#### [PAGE EXTRACT]

If I run this for long enough it will eventually oscillate around a steady state. Lets say I want the variance around that steady state. In this simple case I could calculate it analytically, but that quickly becomes insoluble as the system becomes more complex.

I can calculate the mean by calculating a weighted mean of the value of $x$ multiplied by the amount of time spent at $x$ and dividing by the total length of time the system is simulated for (after a burn in to reach "steady state").

But what about the variance? I can do a biased estimate of the variance with

$$ \hat\sigma^2 = \frac{\Sigma_i \tau_i(x_i - \bar x)^2}{\Sigma_i \tau_i}$$

where $x_i$ is the progression of number of x's and $\tau_i$ is the length of time at each step.

Is there an unbiased estimate? The answer here suggsets it depends if the weights are probability weights or frequency weights. The weights, $\tau_i$ seem like they are fulfilling the role of a frequency weight. They are not normalized to 1 and they say how often $x_i$ was observed. But they are not unitless. So if we unbaised by making the denominator $\Sigma_i \tau - 1$, then the answer would be very different depending on whether $\tau$ was in hours, minutes or seconds.

#### [DATASET EXCERPT]
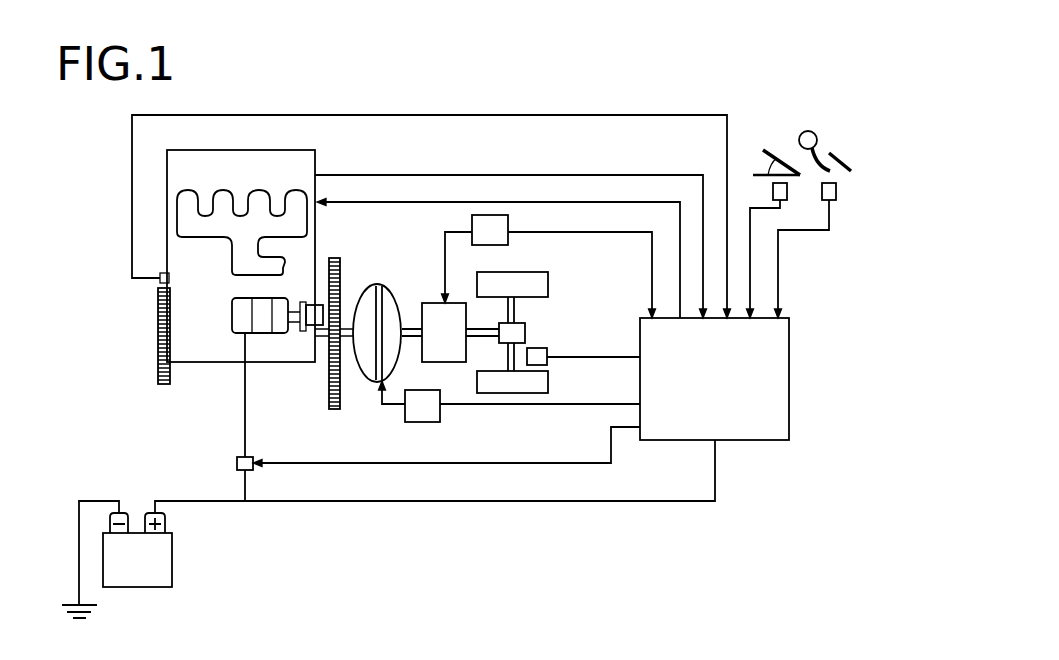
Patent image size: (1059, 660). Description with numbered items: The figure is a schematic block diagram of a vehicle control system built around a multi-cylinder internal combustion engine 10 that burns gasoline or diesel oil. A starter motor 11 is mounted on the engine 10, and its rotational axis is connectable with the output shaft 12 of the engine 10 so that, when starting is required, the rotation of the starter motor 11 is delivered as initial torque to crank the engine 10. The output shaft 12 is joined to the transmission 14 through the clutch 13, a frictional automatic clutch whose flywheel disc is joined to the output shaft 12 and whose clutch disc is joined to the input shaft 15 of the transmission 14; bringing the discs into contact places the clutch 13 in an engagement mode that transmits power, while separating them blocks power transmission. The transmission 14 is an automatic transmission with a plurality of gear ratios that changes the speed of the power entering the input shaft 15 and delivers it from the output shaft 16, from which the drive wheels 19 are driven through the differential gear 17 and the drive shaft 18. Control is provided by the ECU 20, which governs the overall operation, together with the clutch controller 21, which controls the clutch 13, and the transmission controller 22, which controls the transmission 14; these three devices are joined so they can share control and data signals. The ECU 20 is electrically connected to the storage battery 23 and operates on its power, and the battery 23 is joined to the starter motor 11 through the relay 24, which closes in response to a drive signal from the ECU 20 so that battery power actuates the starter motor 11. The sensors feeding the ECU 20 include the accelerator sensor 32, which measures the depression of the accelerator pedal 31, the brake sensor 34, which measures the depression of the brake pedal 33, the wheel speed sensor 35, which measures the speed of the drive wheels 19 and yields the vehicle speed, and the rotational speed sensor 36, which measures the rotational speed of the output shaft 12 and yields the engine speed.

#### [REQUIRED WORK]
In the variance excerpt, what does τ_i stand for? Base your answer on the variance excerpt alone.

#### [REPLY TO THE EXERCISE]
The length of time at each step.